WORK REQUIRED -
Examine the entries and show every line in which the word "jego" is found.

MATERIAL SHOWN -
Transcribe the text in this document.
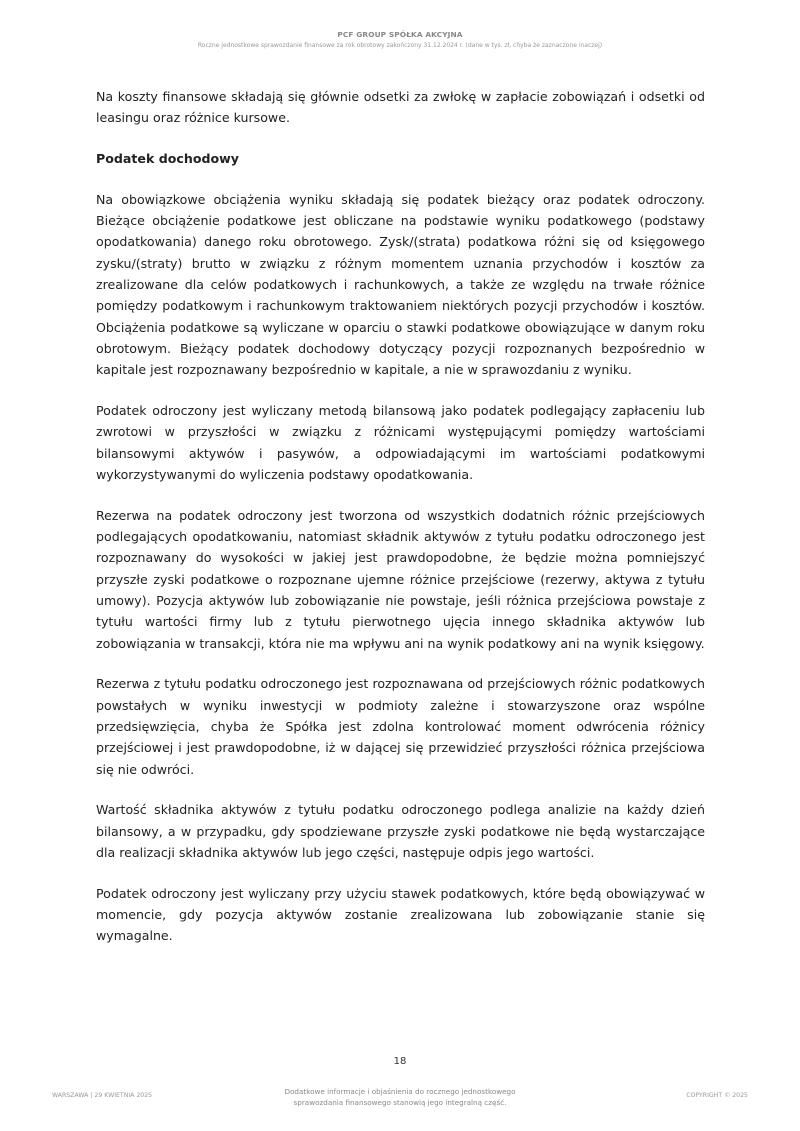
PCF GROUP SPÓŁKA AKCYJNA
Roczne jednostkowe sprawozdanie finansowe za rok obrotowy zakończony 31.12.2024 r. (dane w tys. zł, chyba że zaznaczone inaczej)

Na koszty finansowe składają się głównie odsetki za zwłokę w zapłacie zobowiązań i odsetki od leasingu oraz różnice kursowe.

Podatek dochodowy

Na obowiązkowe obciążenia wyniku składają się podatek bieżący oraz podatek odroczony. Bieżące obciążenie podatkowe jest obliczane na podstawie wyniku podatkowego (podstawy opodatkowania) danego roku obrotowego. Zysk/(strata) podatkowa różni się od księgowego zysku/(straty) brutto w związku z różnym momentem uznania przychodów i kosztów za zrealizowane dla celów podatkowych i rachunkowych, a także ze względu na trwałe różnice pomiędzy podatkowym i rachunkowym traktowaniem niektórych pozycji przychodów i kosztów. Obciążenia podatkowe są wyliczane w oparciu o stawki podatkowe obowiązujące w danym roku obrotowym. Bieżący podatek dochodowy dotyczący pozycji rozpoznanych bezpośrednio w kapitale jest rozpoznawany bezpośrednio w kapitale, a nie w sprawozdaniu z wyniku.

Podatek odroczony jest wyliczany metodą bilansową jako podatek podlegający zapłaceniu lub zwrotowi w przyszłości w związku z różnicami występującymi pomiędzy wartościami bilansowymi aktywów i pasywów, a odpowiadającymi im wartościami podatkowymi wykorzystywanymi do wyliczenia podstawy opodatkowania.

Rezerwa na podatek odroczony jest tworzona od wszystkich dodatnich różnic przejściowych podlegających opodatkowaniu, natomiast składnik aktywów z tytułu podatku odroczonego jest rozpoznawany do wysokości w jakiej jest prawdopodobne, że będzie można pomniejszyć przyszłe zyski podatkowe o rozpoznane ujemne różnice przejściowe (rezerwy, aktywa z tytułu umowy). Pozycja aktywów lub zobowiązanie nie powstaje, jeśli różnica przejściowa powstaje z tytułu wartości firmy lub z tytułu pierwotnego ujęcia innego składnika aktywów lub zobowiązania w transakcji, która nie ma wpływu ani na wynik podatkowy ani na wynik księgowy.

Rezerwa z tytułu podatku odroczonego jest rozpoznawana od przejściowych różnic podatkowych powstałych w wyniku inwestycji w podmioty zależne i stowarzyszone oraz wspólne przedsięwzięcia, chyba że Spółka jest zdolna kontrolować moment odwrócenia różnicy przejściowej i jest prawdopodobne, iż w dającej się przewidzieć przyszłości różnica przejściowa się nie odwróci.

Wartość składnika aktywów z tytułu podatku odroczonego podlega analizie na każdy dzień bilansowy, a w przypadku, gdy spodziewane przyszłe zyski podatkowe nie będą wystarczające dla realizacji składnika aktywów lub jego części, następuje odpis jego wartości.

Podatek odroczony jest wyliczany przy użyciu stawek podatkowych, które będą obowiązywać w momencie, gdy pozycja aktywów zostanie zrealizowana lub zobowiązanie stanie się wymagalne.

18
WARSZAWA | 29 KWIETNIA 2025	Dodatkowe informacje i objaśnienia do rocznego jednostkowego
sprawozdania finansowego stanowią jego integralną część.
COPYRIGHT © 2025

EXPECTED ANSWER -
Wartość składnika aktywów z tytułu podatku odroczonego podlega analizie na każdy dzień bilansowy, a w przypadku, gdy spodziewane przyszłe zyski podatkowe nie będą wystarczające dla realizacji składnika aktywów lub jego części, następuje odpis jego wartości.
sprawozdania finansowego stanowią jego integralną część.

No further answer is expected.